Saved entries:
--- Start ---

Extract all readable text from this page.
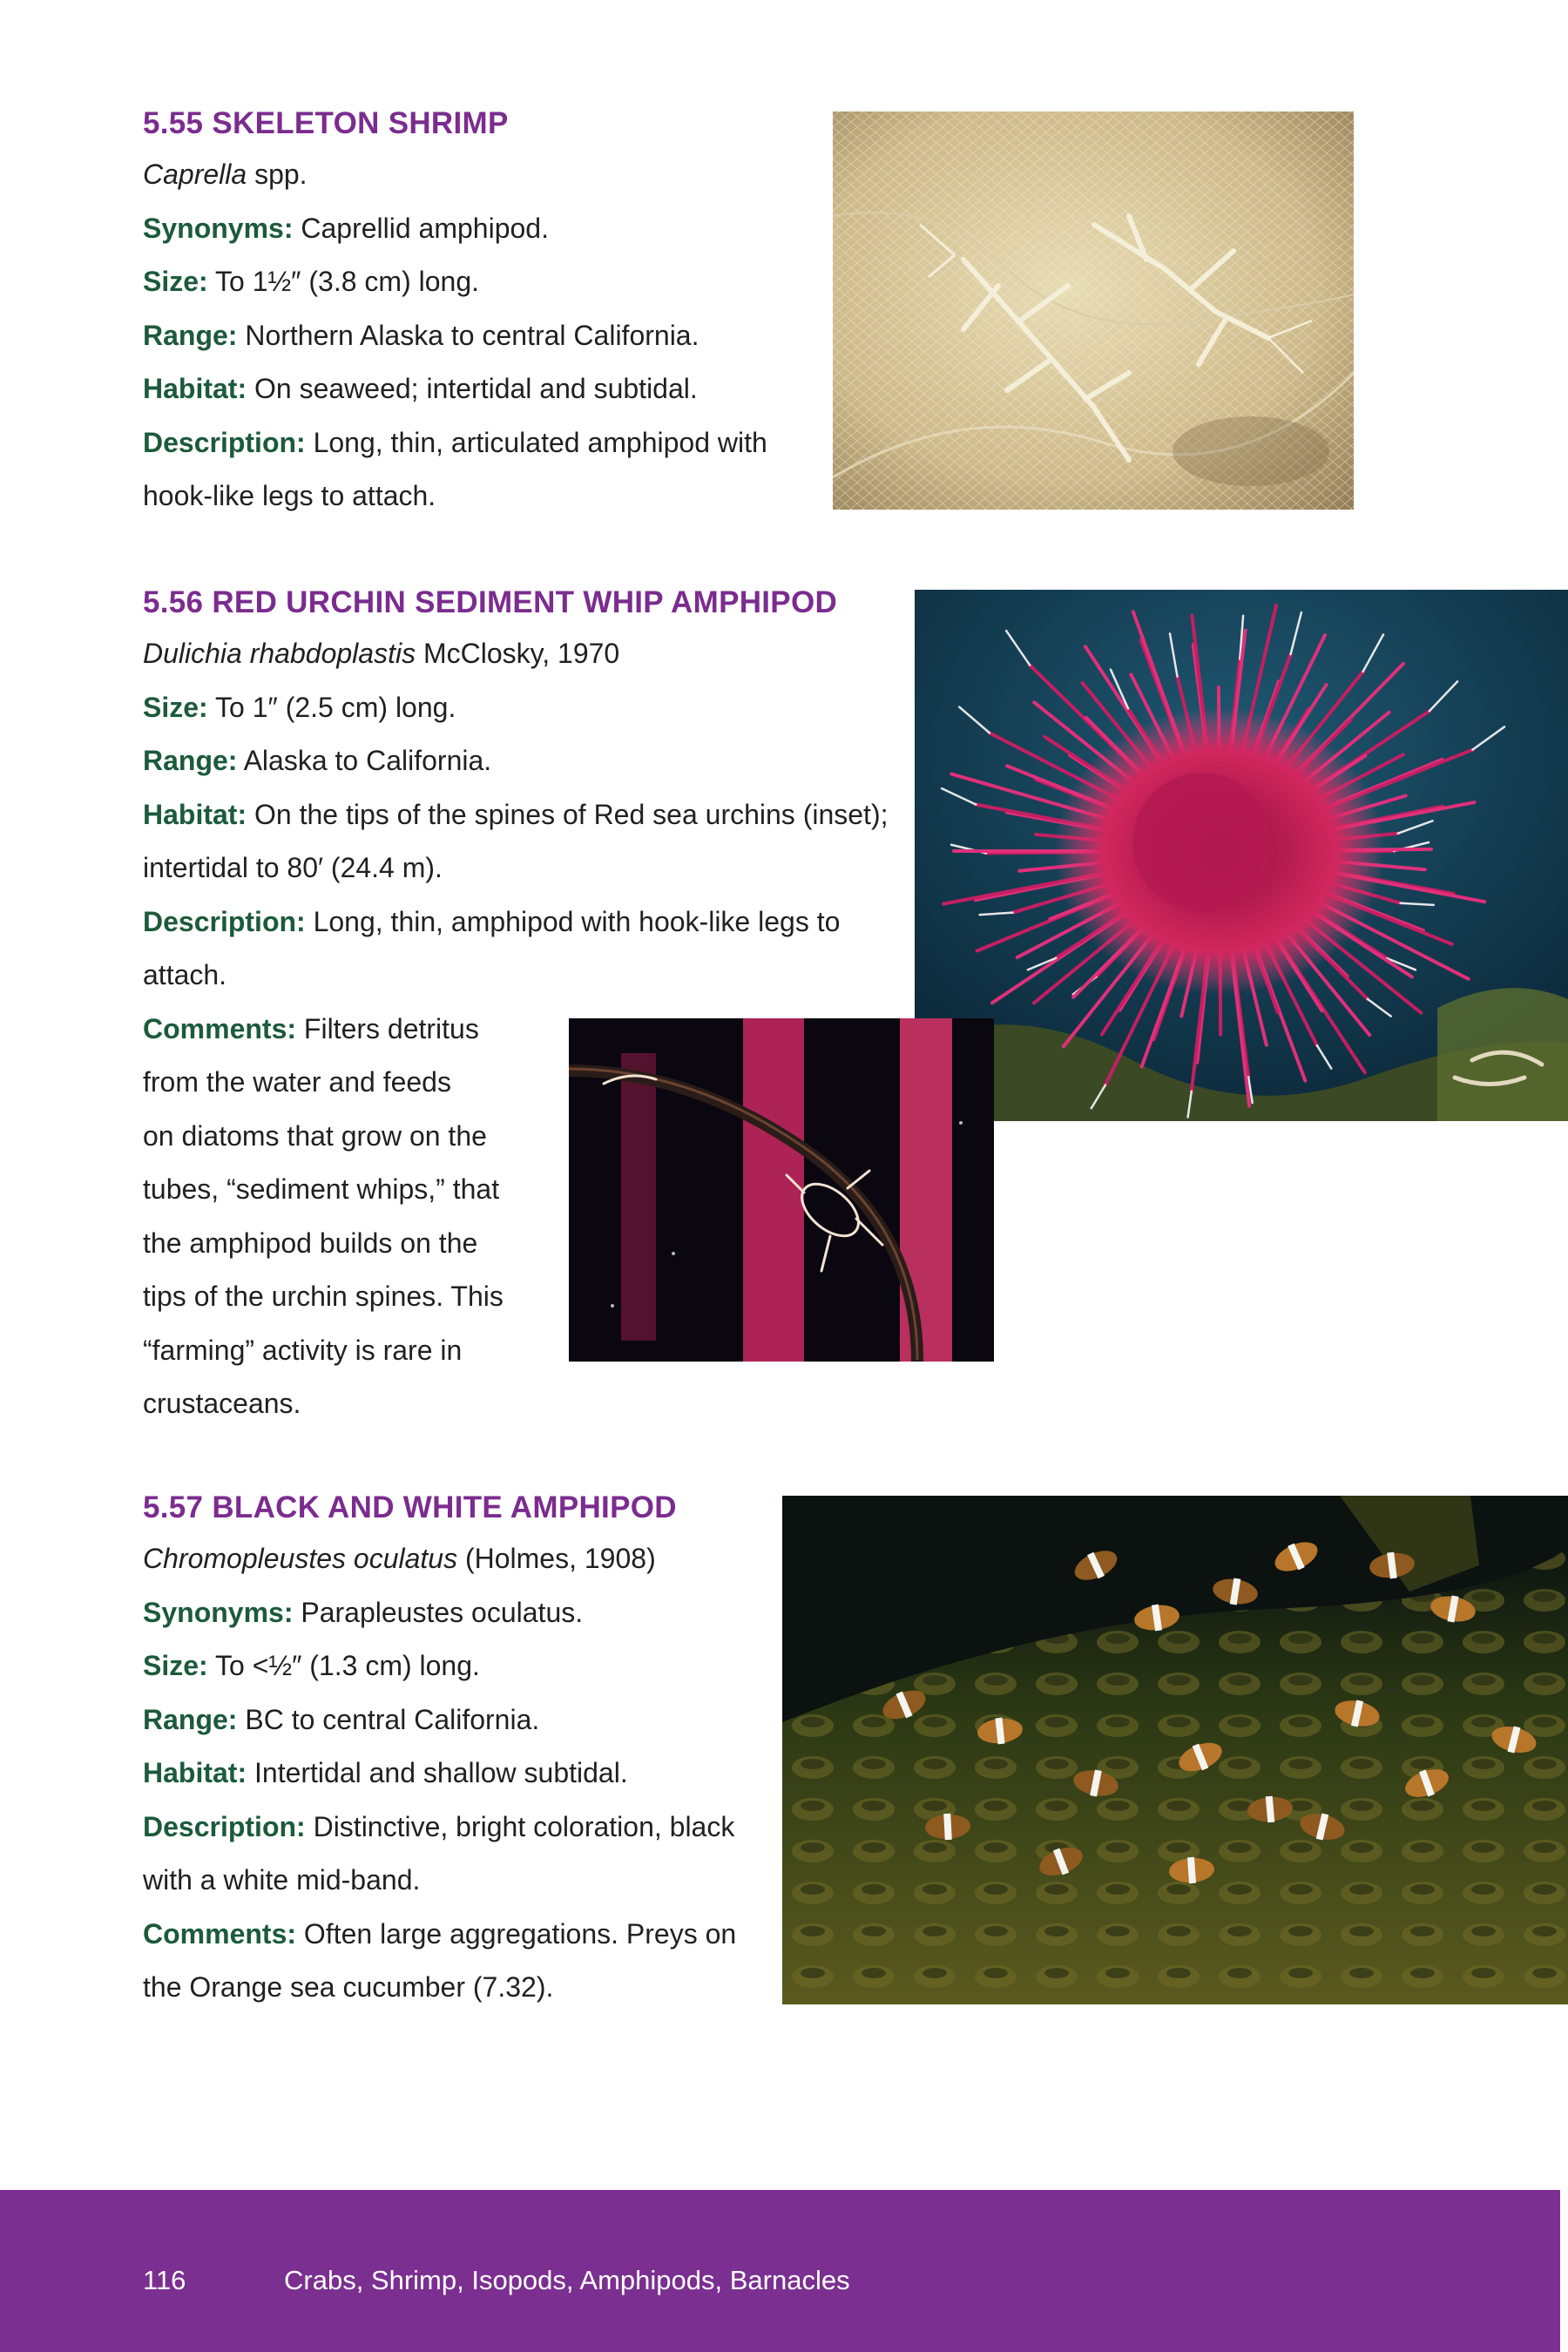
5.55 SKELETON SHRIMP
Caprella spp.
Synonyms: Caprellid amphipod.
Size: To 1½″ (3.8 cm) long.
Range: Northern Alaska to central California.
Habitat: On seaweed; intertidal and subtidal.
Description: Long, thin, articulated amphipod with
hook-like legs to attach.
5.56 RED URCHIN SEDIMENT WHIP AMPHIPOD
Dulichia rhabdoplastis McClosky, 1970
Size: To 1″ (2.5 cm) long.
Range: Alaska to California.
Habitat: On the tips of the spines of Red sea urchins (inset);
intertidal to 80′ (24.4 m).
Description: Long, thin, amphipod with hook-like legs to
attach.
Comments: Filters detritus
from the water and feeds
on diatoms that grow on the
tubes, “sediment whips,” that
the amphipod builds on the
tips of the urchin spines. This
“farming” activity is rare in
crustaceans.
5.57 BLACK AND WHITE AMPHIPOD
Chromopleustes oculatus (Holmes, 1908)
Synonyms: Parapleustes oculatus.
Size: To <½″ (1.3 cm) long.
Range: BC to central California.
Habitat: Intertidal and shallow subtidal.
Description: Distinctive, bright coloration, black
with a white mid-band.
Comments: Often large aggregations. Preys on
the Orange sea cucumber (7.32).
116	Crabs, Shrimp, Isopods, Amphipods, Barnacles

--- End ---

Short problem:
Transcribe every entry word for word, but omit the pictures.

Response to this exercise:
Extract all readable text from this page.
5.55 SKELETON SHRIMP
Caprella spp.
Synonyms: Caprellid amphipod.
Size: To 1½″ (3.8 cm) long.
Range: Northern Alaska to central California.
Habitat: On seaweed; intertidal and subtidal.
Description: Long, thin, articulated amphipod with
hook-like legs to attach.
5.56 RED URCHIN SEDIMENT WHIP AMPHIPOD
Dulichia rhabdoplastis McClosky, 1970
Size: To 1″ (2.5 cm) long.
Range: Alaska to California.
Habitat: On the tips of the spines of Red sea urchins (inset);
intertidal to 80′ (24.4 m).
Description: Long, thin, amphipod with hook-like legs to
attach.
Comments: Filters detritus
from the water and feeds
on diatoms that grow on the
tubes, “sediment whips,” that
the amphipod builds on the
tips of the urchin spines. This
“farming” activity is rare in
crustaceans.
5.57 BLACK AND WHITE AMPHIPOD
Chromopleustes oculatus (Holmes, 1908)
Synonyms: Parapleustes oculatus.
Size: To <½″ (1.3 cm) long.
Range: BC to central California.
Habitat: Intertidal and shallow subtidal.
Description: Distinctive, bright coloration, black
with a white mid-band.
Comments: Often large aggregations. Preys on
the Orange sea cucumber (7.32).
116	Crabs, Shrimp, Isopods, Amphipods, Barnacles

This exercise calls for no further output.